[start]
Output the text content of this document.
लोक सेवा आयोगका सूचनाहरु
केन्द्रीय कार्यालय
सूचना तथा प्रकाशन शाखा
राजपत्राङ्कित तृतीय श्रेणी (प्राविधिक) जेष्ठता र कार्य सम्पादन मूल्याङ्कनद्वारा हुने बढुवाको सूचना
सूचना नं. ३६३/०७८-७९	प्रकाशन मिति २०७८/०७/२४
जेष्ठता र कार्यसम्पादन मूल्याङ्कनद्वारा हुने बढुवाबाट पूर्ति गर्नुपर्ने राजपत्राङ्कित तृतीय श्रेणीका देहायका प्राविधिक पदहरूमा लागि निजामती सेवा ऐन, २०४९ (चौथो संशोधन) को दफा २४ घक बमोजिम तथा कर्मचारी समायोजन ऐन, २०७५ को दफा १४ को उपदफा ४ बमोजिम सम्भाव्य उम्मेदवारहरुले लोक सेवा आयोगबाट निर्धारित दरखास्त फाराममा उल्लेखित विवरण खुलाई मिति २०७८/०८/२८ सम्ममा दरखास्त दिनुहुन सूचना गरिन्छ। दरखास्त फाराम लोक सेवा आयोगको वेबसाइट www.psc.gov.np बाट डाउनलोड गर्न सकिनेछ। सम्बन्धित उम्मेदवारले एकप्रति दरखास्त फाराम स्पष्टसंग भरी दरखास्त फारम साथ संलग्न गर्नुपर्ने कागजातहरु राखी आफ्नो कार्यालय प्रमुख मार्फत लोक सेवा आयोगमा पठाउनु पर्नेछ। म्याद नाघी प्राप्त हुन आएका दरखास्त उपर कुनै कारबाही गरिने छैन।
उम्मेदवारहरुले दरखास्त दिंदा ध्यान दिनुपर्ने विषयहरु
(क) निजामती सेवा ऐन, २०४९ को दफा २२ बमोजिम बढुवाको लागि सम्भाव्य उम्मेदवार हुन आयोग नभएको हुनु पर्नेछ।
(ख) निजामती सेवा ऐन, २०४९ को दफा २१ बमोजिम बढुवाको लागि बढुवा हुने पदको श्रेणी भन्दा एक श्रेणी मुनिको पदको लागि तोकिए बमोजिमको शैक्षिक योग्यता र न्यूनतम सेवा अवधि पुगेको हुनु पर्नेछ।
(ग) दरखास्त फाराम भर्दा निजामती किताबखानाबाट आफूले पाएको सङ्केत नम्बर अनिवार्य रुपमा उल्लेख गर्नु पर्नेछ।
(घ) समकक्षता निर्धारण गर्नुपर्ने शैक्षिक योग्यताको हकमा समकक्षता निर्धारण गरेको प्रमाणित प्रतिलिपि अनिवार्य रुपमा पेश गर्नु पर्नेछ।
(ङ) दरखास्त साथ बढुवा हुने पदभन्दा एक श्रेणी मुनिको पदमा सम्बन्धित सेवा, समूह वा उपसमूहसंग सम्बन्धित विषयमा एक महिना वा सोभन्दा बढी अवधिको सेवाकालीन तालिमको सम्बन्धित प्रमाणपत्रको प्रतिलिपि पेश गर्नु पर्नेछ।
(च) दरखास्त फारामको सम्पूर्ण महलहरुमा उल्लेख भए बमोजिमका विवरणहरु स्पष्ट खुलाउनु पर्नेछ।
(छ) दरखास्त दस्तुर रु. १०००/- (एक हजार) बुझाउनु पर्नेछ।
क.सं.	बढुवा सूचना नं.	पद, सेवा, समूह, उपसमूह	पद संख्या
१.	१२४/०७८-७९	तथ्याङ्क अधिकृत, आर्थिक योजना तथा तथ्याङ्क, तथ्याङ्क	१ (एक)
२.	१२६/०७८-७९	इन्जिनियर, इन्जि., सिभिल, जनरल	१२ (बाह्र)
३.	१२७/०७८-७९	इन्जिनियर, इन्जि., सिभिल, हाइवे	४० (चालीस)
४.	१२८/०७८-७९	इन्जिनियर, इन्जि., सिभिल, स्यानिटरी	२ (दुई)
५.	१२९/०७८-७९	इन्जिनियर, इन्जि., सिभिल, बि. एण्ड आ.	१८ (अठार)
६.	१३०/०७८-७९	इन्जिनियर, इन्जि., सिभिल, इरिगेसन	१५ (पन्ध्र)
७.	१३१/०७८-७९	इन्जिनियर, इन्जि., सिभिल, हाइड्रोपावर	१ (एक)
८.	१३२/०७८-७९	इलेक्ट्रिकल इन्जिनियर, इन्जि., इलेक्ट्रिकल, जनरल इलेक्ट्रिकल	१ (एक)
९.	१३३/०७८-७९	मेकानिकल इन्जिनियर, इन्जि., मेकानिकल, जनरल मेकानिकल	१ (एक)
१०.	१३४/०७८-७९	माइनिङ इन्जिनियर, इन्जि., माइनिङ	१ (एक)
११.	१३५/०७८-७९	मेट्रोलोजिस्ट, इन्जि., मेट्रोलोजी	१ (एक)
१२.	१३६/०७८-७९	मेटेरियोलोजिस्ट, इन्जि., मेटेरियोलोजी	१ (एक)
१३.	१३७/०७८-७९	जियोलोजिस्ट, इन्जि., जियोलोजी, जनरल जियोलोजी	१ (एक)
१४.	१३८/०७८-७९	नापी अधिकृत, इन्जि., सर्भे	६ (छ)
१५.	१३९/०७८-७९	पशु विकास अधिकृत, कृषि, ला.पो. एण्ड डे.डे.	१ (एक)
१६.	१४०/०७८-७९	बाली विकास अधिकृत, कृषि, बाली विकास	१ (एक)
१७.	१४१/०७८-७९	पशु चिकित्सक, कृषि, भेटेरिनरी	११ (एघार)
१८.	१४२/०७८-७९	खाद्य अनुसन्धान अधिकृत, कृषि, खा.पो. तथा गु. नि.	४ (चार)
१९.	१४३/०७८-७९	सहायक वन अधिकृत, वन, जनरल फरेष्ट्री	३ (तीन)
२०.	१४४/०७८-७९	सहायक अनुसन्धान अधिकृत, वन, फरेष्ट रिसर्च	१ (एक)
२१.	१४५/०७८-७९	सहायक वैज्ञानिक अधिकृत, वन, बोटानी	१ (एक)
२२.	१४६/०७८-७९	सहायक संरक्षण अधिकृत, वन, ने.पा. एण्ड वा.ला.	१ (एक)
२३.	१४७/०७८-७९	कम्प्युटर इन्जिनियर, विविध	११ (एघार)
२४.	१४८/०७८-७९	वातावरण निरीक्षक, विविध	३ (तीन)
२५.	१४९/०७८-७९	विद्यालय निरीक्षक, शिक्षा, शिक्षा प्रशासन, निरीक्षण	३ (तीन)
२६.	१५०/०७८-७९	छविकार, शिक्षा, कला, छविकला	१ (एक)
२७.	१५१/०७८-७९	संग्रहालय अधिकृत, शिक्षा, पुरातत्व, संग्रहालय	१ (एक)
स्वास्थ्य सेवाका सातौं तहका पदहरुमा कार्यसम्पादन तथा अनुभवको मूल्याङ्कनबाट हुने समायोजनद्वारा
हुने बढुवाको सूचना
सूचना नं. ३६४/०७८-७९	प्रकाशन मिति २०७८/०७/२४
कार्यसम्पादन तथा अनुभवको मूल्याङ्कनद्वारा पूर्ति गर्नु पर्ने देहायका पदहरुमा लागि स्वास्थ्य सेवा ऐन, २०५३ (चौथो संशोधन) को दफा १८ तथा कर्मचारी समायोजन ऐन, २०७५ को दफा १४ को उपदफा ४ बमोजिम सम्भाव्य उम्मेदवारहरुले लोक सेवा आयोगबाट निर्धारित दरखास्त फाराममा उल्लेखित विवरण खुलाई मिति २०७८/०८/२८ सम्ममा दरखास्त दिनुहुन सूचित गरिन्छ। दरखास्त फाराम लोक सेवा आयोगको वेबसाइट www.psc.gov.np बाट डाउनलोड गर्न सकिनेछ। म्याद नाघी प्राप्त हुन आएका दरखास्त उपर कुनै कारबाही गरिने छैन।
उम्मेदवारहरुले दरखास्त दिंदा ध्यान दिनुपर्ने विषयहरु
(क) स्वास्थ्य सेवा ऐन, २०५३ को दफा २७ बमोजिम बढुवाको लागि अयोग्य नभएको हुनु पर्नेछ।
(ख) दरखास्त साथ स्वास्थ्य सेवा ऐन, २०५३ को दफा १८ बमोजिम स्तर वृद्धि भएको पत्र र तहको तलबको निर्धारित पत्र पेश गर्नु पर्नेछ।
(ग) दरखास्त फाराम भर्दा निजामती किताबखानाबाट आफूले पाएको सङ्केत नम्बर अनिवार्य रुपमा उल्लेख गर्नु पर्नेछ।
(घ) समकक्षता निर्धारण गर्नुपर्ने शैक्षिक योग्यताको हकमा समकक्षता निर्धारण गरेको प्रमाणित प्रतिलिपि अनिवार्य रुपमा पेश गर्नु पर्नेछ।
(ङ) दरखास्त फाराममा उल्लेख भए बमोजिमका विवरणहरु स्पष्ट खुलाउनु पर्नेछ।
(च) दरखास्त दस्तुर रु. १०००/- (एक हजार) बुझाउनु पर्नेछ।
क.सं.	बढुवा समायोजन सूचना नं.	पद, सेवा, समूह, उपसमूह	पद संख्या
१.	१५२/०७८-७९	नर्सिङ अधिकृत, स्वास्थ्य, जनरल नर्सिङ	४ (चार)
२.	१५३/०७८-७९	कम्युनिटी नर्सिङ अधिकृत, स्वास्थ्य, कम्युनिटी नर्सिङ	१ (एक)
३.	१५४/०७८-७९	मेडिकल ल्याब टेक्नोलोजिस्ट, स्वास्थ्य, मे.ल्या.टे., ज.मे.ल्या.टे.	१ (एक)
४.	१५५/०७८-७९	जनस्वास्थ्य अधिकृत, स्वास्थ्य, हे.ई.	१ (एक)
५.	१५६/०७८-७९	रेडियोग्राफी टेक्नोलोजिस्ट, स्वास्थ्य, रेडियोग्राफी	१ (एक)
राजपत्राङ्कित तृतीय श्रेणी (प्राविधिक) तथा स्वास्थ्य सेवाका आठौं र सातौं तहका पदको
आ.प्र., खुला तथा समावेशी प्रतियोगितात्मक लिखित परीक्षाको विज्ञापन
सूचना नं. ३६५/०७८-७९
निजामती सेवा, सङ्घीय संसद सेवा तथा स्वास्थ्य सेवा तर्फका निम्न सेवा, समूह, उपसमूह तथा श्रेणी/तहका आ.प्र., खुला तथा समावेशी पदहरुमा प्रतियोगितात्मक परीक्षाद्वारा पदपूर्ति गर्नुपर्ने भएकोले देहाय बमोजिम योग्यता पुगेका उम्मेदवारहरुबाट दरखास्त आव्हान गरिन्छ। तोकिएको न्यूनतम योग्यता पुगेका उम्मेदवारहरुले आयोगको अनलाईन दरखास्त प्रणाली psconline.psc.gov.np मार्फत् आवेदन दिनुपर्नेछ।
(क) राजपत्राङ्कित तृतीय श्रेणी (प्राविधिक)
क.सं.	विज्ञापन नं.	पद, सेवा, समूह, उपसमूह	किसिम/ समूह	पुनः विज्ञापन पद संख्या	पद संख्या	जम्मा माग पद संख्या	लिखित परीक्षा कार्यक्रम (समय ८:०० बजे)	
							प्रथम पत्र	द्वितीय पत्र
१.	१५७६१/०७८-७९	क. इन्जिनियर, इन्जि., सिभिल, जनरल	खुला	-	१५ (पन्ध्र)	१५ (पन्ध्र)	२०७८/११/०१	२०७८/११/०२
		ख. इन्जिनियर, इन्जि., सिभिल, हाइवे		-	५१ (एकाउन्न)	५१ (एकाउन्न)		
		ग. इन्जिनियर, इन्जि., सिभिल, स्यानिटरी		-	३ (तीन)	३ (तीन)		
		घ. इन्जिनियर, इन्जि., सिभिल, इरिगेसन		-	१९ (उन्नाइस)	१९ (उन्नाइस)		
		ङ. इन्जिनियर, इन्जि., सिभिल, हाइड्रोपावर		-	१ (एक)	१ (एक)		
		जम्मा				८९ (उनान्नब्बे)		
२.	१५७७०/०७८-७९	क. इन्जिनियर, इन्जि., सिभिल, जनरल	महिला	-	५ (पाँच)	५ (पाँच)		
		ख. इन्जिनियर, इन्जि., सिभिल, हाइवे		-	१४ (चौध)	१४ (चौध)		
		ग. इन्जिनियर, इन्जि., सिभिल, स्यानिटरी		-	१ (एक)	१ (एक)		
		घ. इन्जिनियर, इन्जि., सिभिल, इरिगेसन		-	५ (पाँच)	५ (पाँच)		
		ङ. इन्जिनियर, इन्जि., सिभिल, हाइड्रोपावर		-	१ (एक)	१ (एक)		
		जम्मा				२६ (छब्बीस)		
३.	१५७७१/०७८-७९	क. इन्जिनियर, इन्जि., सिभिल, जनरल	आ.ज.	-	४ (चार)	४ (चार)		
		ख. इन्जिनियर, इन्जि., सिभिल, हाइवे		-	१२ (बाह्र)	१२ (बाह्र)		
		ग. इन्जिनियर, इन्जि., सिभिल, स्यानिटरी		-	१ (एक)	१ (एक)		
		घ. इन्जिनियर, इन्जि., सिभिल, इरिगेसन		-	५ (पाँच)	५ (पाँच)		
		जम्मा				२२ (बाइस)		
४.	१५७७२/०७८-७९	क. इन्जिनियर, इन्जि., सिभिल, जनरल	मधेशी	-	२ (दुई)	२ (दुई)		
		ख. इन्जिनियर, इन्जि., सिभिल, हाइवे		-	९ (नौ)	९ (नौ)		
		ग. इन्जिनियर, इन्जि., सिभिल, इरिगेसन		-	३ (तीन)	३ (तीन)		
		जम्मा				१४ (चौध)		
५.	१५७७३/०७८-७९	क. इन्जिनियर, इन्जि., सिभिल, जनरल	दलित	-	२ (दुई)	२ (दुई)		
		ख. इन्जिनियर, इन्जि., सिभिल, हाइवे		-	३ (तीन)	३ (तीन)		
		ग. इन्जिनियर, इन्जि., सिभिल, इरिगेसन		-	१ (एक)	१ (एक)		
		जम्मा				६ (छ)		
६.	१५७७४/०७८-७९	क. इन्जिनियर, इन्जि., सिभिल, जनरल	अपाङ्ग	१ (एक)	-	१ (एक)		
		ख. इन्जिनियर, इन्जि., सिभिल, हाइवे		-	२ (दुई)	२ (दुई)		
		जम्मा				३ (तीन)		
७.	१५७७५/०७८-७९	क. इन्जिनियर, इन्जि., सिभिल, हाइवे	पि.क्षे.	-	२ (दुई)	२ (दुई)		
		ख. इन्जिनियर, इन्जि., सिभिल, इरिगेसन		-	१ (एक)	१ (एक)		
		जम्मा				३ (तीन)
[end]
Directions for this task:
Find the string "वरणहर" in the records, then copy each line where it occurs.

Response to this exercise:
(च) दरखास्त फारामको सम्पूर्ण महलहरुमा उल्लेख भए बमोजिमका विवरणहरु स्पष्ट खुलाउनु पर्नेछ।
(ङ) दरखास्त फाराममा उल्लेख भए बमोजिमका विवरणहरु स्पष्ट खुलाउनु पर्नेछ।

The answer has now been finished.